--- Records from a dataset ---
● ● ● ● ● ● ●

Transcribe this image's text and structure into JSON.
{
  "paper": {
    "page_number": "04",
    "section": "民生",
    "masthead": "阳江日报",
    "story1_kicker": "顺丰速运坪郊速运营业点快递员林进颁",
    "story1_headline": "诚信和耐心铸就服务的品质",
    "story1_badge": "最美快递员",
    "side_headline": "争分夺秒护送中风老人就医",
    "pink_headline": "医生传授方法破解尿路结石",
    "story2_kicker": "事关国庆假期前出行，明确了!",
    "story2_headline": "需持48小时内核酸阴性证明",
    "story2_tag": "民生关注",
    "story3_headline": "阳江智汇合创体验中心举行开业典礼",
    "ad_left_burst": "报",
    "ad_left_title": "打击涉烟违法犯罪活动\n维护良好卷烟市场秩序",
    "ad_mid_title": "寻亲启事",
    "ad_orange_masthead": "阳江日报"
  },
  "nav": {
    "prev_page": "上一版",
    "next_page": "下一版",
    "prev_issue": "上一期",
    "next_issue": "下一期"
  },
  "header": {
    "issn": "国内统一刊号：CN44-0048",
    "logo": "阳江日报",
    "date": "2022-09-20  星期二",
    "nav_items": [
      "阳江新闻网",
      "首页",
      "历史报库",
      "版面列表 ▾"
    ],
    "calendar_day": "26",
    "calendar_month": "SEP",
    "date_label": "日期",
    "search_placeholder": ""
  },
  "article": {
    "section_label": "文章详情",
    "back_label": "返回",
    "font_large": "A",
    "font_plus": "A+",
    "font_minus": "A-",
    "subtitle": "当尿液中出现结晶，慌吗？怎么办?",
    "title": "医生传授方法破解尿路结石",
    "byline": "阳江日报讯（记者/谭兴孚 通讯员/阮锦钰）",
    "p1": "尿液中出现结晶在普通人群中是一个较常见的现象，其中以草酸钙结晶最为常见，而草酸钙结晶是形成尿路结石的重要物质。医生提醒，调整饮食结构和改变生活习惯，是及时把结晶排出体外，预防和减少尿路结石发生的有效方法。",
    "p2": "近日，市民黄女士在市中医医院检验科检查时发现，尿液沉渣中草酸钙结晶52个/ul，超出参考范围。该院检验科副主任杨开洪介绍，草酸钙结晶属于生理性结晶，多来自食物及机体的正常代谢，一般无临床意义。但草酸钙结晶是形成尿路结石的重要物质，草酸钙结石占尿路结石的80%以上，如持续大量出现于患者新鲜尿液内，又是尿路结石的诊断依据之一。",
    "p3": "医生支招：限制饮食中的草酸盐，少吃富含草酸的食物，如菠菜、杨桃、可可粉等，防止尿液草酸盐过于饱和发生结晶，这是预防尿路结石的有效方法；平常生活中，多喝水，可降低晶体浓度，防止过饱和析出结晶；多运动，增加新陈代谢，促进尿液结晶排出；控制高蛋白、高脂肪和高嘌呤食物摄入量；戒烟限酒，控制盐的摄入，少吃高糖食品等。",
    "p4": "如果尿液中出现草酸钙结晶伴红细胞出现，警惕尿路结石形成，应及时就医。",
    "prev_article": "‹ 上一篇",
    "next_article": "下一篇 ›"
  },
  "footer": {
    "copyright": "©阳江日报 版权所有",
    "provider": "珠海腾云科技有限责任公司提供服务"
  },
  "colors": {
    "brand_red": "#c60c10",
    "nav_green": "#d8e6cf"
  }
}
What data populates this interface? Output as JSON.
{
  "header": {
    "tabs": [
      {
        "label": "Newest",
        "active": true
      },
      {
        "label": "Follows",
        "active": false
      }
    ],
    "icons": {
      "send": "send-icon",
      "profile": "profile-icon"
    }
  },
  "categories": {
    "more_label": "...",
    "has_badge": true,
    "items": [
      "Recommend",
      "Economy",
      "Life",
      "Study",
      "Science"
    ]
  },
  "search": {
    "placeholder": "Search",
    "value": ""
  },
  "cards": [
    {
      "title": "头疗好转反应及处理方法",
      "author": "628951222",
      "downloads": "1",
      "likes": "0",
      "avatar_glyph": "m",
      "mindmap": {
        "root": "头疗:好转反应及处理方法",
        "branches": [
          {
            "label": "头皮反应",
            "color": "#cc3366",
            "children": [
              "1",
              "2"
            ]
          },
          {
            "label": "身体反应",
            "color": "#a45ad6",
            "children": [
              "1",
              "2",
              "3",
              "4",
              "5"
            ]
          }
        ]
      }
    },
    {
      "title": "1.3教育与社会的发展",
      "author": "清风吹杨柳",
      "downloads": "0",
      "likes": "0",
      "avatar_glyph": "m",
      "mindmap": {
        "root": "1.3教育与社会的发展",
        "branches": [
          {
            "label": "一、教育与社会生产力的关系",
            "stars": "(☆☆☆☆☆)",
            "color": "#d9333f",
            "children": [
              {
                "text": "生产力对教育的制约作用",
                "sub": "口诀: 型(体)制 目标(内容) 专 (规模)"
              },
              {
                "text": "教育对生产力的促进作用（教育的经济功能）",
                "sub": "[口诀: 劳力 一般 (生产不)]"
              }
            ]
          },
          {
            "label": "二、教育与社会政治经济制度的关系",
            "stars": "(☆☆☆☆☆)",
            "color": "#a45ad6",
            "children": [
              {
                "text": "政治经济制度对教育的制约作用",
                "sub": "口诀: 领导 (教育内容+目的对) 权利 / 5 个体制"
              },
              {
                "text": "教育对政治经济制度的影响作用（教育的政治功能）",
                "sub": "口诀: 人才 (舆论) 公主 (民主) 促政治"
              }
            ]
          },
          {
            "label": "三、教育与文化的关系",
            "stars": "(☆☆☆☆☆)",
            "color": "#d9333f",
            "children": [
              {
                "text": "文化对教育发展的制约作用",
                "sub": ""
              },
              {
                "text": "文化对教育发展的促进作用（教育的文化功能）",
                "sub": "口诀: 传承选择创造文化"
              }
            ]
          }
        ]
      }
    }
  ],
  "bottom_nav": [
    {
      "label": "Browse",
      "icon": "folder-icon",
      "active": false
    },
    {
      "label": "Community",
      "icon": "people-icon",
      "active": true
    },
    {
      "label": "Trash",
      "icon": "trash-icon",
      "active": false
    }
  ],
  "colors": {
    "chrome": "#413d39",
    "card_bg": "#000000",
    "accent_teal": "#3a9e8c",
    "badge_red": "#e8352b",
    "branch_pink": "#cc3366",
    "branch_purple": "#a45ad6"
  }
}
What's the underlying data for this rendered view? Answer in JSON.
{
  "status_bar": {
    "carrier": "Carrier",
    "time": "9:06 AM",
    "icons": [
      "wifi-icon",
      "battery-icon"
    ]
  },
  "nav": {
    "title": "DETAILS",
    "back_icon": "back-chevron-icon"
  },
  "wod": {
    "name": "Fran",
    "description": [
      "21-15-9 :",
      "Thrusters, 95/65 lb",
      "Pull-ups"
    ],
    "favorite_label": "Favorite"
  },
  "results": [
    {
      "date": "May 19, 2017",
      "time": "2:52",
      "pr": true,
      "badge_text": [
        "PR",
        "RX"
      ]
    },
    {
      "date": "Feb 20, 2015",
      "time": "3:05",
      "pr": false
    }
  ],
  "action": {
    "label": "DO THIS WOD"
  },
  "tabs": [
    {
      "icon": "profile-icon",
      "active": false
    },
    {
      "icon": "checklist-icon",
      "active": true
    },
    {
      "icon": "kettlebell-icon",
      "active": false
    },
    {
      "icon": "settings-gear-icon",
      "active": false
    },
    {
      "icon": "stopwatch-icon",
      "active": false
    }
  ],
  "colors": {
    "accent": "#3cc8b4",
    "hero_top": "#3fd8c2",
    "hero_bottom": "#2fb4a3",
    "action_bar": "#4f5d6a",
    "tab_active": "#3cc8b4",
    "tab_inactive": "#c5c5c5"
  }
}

● ● ● ● ● ● ●

--- What is expected ---
All of the entries above need to be reproduced exactly.

--- Exercise result ---
Transcribe this image's text and structure into JSON.
{
  "paper": {
    "page_number": "04",
    "section": "民生",
    "masthead": "阳江日报",
    "story1_kicker": "顺丰速运坪郊速运营业点快递员林进颁",
    "story1_headline": "诚信和耐心铸就服务的品质",
    "story1_badge": "最美快递员",
    "side_headline": "争分夺秒护送中风老人就医",
    "pink_headline": "医生传授方法破解尿路结石",
    "story2_kicker": "事关国庆假期前出行，明确了!",
    "story2_headline": "需持48小时内核酸阴性证明",
    "story2_tag": "民生关注",
    "story3_headline": "阳江智汇合创体验中心举行开业典礼",
    "ad_left_burst": "报",
    "ad_left_title": "打击涉烟违法犯罪活动\n维护良好卷烟市场秩序",
    "ad_mid_title": "寻亲启事",
    "ad_orange_masthead": "阳江日报"
  },
  "nav": {
    "prev_page": "上一版",
    "next_page": "下一版",
    "prev_issue": "上一期",
    "next_issue": "下一期"
  },
  "header": {
    "issn": "国内统一刊号：CN44-0048",
    "logo": "阳江日报",
    "date": "2022-09-20  星期二",
    "nav_items": [
      "阳江新闻网",
      "首页",
      "历史报库",
      "版面列表 ▾"
    ],
    "calendar_day": "26",
    "calendar_month": "SEP",
    "date_label": "日期",
    "search_placeholder": ""
  },
  "article": {
    "section_label": "文章详情",
    "back_label": "返回",
    "font_large": "A",
    "font_plus": "A+",
    "font_minus": "A-",
    "subtitle": "当尿液中出现结晶，慌吗？怎么办?",
    "title": "医生传授方法破解尿路结石",
    "byline": "阳江日报讯（记者/谭兴孚 通讯员/阮锦钰）",
    "p1": "尿液中出现结晶在普通人群中是一个较常见的现象，其中以草酸钙结晶最为常见，而草酸钙结晶是形成尿路结石的重要物质。医生提醒，调整饮食结构和改变生活习惯，是及时把结晶排出体外，预防和减少尿路结石发生的有效方法。",
    "p2": "近日，市民黄女士在市中医医院检验科检查时发现，尿液沉渣中草酸钙结晶52个/ul，超出参考范围。该院检验科副主任杨开洪介绍，草酸钙结晶属于生理性结晶，多来自食物及机体的正常代谢，一般无临床意义。但草酸钙结晶是形成尿路结石的重要物质，草酸钙结石占尿路结石的80%以上，如持续大量出现于患者新鲜尿液内，又是尿路结石的诊断依据之一。",
    "p3": "医生支招：限制饮食中的草酸盐，少吃富含草酸的食物，如菠菜、杨桃、可可粉等，防止尿液草酸盐过于饱和发生结晶，这是预防尿路结石的有效方法；平常生活中，多喝水，可降低晶体浓度，防止过饱和析出结晶；多运动，增加新陈代谢，促进尿液结晶排出；控制高蛋白、高脂肪和高嘌呤食物摄入量；戒烟限酒，控制盐的摄入，少吃高糖食品等。",
    "p4": "如果尿液中出现草酸钙结晶伴红细胞出现，警惕尿路结石形成，应及时就医。",
    "prev_article": "‹ 上一篇",
    "next_article": "下一篇 ›"
  },
  "footer": {
    "copyright": "©阳江日报 版权所有",
    "provider": "珠海腾云科技有限责任公司提供服务"
  },
  "colors": {
    "brand_red": "#c60c10",
    "nav_green": "#d8e6cf"
  }
}
What data populates this interface? Output as JSON.
{
  "header": {
    "tabs": [
      {
        "label": "Newest",
        "active": true
      },
      {
        "label": "Follows",
        "active": false
      }
    ],
    "icons": {
      "send": "send-icon",
      "profile": "profile-icon"
    }
  },
  "categories": {
    "more_label": "...",
    "has_badge": true,
    "items": [
      "Recommend",
      "Economy",
      "Life",
      "Study",
      "Science"
    ]
  },
  "search": {
    "placeholder": "Search",
    "value": ""
  },
  "cards": [
    {
      "title": "头疗好转反应及处理方法",
      "author": "628951222",
      "downloads": "1",
      "likes": "0",
      "avatar_glyph": "m",
      "mindmap": {
        "root": "头疗:好转反应及处理方法",
        "branches": [
          {
            "label": "头皮反应",
            "color": "#cc3366",
            "children": [
              "1",
              "2"
            ]
          },
          {
            "label": "身体反应",
            "color": "#a45ad6",
            "children": [
              "1",
              "2",
              "3",
              "4",
              "5"
            ]
          }
        ]
      }
    },
    {
      "title": "1.3教育与社会的发展",
      "author": "清风吹杨柳",
      "downloads": "0",
      "likes": "0",
      "avatar_glyph": "m",
      "mindmap": {
        "root": "1.3教育与社会的发展",
        "branches": [
          {
            "label": "一、教育与社会生产力的关系",
            "stars": "(☆☆☆☆☆)",
            "color": "#d9333f",
            "children": [
              {
                "text": "生产力对教育的制约作用",
                "sub": "口诀: 型(体)制 目标(内容) 专 (规模)"
              },
              {
                "text": "教育对生产力的促进作用（教育的经济功能）",
                "sub": "[口诀: 劳力 一般 (生产不)]"
              }
            ]
          },
          {
            "label": "二、教育与社会政治经济制度的关系",
            "stars": "(☆☆☆☆☆)",
            "color": "#a45ad6",
            "children": [
              {
                "text": "政治经济制度对教育的制约作用",
                "sub": "口诀: 领导 (教育内容+目的对) 权利 / 5 个体制"
              },
              {
                "text": "教育对政治经济制度的影响作用（教育的政治功能）",
                "sub": "口诀: 人才 (舆论) 公主 (民主) 促政治"
              }
            ]
          },
          {
            "label": "三、教育与文化的关系",
            "stars": "(☆☆☆☆☆)",
            "color": "#d9333f",
            "children": [
              {
                "text": "文化对教育发展的制约作用",
                "sub": ""
              },
              {
                "text": "文化对教育发展的促进作用（教育的文化功能）",
                "sub": "口诀: 传承选择创造文化"
              }
            ]
          }
        ]
      }
    }
  ],
  "bottom_nav": [
    {
      "label": "Browse",
      "icon": "folder-icon",
      "active": false
    },
    {
      "label": "Community",
      "icon": "people-icon",
      "active": true
    },
    {
      "label": "Trash",
      "icon": "trash-icon",
      "active": false
    }
  ],
  "colors": {
    "chrome": "#413d39",
    "card_bg": "#000000",
    "accent_teal": "#3a9e8c",
    "badge_red": "#e8352b",
    "branch_pink": "#cc3366",
    "branch_purple": "#a45ad6"
  }
}
What's the underlying data for this rendered view? Answer in JSON.
{
  "status_bar": {
    "carrier": "Carrier",
    "time": "9:06 AM",
    "icons": [
      "wifi-icon",
      "battery-icon"
    ]
  },
  "nav": {
    "title": "DETAILS",
    "back_icon": "back-chevron-icon"
  },
  "wod": {
    "name": "Fran",
    "description": [
      "21-15-9 :",
      "Thrusters, 95/65 lb",
      "Pull-ups"
    ],
    "favorite_label": "Favorite"
  },
  "results": [
    {
      "date": "May 19, 2017",
      "time": "2:52",
      "pr": true,
      "badge_text": [
        "PR",
        "RX"
      ]
    },
    {
      "date": "Feb 20, 2015",
      "time": "3:05",
      "pr": false
    }
  ],
  "action": {
    "label": "DO THIS WOD"
  },
  "tabs": [
    {
      "icon": "profile-icon",
      "active": false
    },
    {
      "icon": "checklist-icon",
      "active": true
    },
    {
      "icon": "kettlebell-icon",
      "active": false
    },
    {
      "icon": "settings-gear-icon",
      "active": false
    },
    {
      "icon": "stopwatch-icon",
      "active": false
    }
  ],
  "colors": {
    "accent": "#3cc8b4",
    "hero_top": "#3fd8c2",
    "hero_bottom": "#2fb4a3",
    "action_bar": "#4f5d6a",
    "tab_active": "#3cc8b4",
    "tab_inactive": "#c5c5c5"
  }
}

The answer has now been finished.